In the records below, count every line containing "Subjetividad". Reply with the number only.

------------------------

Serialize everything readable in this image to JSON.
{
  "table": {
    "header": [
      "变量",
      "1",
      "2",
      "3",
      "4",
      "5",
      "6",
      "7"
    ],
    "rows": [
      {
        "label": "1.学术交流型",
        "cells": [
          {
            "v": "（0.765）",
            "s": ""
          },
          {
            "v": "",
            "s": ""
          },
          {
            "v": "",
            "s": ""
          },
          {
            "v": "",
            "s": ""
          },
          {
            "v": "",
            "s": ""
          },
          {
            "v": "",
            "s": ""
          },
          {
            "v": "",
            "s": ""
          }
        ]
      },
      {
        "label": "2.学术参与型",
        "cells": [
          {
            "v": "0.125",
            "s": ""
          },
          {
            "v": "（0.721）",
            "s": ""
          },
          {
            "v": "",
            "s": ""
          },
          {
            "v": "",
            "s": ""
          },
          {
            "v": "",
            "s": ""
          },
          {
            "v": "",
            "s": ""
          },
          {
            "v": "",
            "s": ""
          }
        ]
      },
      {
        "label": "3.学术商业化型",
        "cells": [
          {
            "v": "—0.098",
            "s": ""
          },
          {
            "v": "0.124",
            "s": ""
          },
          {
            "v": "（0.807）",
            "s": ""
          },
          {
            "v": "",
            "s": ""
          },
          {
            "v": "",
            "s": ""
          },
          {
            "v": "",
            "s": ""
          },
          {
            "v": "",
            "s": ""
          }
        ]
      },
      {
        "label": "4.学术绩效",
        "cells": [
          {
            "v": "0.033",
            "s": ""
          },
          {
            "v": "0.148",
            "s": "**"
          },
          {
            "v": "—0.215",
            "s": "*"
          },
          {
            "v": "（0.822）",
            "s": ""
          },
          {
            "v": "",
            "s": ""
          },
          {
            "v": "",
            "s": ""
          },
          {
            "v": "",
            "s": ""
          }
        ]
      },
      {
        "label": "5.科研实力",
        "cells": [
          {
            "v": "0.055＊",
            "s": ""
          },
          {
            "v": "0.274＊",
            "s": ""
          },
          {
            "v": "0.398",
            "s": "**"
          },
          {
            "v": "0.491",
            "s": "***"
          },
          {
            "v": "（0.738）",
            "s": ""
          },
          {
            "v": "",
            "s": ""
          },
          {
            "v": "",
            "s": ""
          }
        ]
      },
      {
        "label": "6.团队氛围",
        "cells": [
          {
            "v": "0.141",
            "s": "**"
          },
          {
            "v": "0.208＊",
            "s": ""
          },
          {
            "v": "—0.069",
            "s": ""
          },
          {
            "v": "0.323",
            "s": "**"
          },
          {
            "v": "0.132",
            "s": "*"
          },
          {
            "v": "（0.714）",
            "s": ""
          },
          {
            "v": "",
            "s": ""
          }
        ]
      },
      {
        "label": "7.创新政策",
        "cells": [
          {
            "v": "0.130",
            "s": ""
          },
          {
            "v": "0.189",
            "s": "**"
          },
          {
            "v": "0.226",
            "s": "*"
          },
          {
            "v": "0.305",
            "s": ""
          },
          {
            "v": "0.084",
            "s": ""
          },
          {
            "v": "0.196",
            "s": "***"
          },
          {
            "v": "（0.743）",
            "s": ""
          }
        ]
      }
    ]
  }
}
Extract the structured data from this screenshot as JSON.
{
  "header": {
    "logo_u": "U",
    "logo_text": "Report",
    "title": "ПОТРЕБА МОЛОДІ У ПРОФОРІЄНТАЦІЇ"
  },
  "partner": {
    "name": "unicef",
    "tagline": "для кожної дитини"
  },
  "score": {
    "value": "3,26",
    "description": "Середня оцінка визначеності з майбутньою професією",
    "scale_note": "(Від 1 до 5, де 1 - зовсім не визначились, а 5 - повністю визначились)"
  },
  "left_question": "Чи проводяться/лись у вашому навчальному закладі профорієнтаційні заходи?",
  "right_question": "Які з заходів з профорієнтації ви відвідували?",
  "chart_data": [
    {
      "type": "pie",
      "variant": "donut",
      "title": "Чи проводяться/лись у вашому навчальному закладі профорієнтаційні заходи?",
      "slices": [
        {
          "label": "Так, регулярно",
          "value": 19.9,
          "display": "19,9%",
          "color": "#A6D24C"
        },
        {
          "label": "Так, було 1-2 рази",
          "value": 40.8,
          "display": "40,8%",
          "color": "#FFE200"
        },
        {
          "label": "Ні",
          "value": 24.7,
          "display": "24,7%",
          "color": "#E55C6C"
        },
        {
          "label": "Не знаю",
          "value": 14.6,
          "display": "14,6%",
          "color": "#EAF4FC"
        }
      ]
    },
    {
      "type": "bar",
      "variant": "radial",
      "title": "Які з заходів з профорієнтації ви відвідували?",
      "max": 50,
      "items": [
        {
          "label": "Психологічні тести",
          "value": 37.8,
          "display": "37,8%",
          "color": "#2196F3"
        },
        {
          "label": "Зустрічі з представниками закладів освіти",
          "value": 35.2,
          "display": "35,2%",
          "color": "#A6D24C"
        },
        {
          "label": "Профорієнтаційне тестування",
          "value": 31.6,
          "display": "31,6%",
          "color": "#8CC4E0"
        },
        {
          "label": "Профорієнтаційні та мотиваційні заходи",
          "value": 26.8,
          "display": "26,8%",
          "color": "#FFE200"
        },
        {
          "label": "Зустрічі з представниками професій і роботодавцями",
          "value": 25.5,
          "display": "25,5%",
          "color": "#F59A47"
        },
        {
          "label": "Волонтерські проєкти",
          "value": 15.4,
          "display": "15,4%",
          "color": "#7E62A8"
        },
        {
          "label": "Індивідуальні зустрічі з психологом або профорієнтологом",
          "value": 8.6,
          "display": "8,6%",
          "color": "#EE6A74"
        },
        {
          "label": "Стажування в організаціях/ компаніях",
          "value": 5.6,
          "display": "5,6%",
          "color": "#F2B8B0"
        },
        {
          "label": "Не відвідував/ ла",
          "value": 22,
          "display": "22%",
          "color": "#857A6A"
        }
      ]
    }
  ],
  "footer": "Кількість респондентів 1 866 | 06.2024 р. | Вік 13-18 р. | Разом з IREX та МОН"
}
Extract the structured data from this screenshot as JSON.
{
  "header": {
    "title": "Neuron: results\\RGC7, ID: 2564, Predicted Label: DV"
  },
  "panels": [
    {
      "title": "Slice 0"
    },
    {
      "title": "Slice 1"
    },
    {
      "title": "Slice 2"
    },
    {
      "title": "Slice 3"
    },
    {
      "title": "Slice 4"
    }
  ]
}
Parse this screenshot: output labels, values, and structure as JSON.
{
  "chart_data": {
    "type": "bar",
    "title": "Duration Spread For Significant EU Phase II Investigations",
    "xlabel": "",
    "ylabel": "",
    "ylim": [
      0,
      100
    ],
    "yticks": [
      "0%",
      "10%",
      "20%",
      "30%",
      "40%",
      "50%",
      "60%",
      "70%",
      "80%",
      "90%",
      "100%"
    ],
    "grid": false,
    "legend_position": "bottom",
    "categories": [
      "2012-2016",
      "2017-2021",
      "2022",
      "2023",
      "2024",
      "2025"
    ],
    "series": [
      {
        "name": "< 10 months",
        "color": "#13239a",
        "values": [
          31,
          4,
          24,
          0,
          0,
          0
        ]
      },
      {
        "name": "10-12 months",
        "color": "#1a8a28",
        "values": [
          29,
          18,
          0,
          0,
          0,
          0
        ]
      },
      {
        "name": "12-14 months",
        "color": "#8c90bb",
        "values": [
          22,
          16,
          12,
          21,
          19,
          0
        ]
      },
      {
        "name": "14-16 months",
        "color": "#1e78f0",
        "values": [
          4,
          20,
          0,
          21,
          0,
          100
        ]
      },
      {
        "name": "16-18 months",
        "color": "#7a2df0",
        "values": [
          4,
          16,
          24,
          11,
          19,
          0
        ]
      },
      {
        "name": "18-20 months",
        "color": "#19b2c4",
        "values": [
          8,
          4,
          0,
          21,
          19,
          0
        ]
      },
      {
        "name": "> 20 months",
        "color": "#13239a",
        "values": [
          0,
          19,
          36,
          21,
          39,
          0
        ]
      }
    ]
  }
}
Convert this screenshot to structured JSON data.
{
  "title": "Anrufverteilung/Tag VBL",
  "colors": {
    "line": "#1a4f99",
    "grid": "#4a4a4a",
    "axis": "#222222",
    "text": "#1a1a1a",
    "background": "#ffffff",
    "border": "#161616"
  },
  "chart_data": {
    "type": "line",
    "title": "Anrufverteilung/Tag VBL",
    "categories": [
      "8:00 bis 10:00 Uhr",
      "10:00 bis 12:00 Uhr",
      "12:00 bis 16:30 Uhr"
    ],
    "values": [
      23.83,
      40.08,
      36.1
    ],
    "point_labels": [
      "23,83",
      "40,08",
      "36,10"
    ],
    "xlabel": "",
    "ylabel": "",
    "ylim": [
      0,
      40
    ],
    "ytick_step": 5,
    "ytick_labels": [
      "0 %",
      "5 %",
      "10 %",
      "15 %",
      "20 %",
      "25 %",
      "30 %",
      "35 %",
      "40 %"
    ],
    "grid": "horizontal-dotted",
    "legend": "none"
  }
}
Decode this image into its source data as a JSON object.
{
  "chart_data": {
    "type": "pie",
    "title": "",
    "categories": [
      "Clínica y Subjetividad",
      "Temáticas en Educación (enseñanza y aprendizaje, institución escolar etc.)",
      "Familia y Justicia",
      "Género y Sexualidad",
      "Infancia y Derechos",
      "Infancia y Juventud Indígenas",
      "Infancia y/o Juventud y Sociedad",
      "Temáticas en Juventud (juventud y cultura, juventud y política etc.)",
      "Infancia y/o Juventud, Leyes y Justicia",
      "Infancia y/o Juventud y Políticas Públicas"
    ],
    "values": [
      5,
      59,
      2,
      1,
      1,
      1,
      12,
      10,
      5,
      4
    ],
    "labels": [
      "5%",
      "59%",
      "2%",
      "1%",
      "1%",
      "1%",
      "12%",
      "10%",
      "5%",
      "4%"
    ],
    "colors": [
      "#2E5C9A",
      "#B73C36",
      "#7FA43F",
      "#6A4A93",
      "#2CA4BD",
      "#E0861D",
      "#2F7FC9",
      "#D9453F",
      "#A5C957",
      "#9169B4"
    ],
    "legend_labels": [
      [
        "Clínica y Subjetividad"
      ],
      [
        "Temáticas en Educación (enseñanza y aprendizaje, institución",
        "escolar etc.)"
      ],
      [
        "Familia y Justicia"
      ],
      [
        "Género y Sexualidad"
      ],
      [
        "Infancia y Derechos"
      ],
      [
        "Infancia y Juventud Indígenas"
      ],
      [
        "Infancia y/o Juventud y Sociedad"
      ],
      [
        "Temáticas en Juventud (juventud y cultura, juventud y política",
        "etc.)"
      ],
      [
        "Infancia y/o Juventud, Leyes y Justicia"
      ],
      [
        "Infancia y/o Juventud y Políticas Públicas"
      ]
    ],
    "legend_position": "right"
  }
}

------------------------

Reply to the task:
2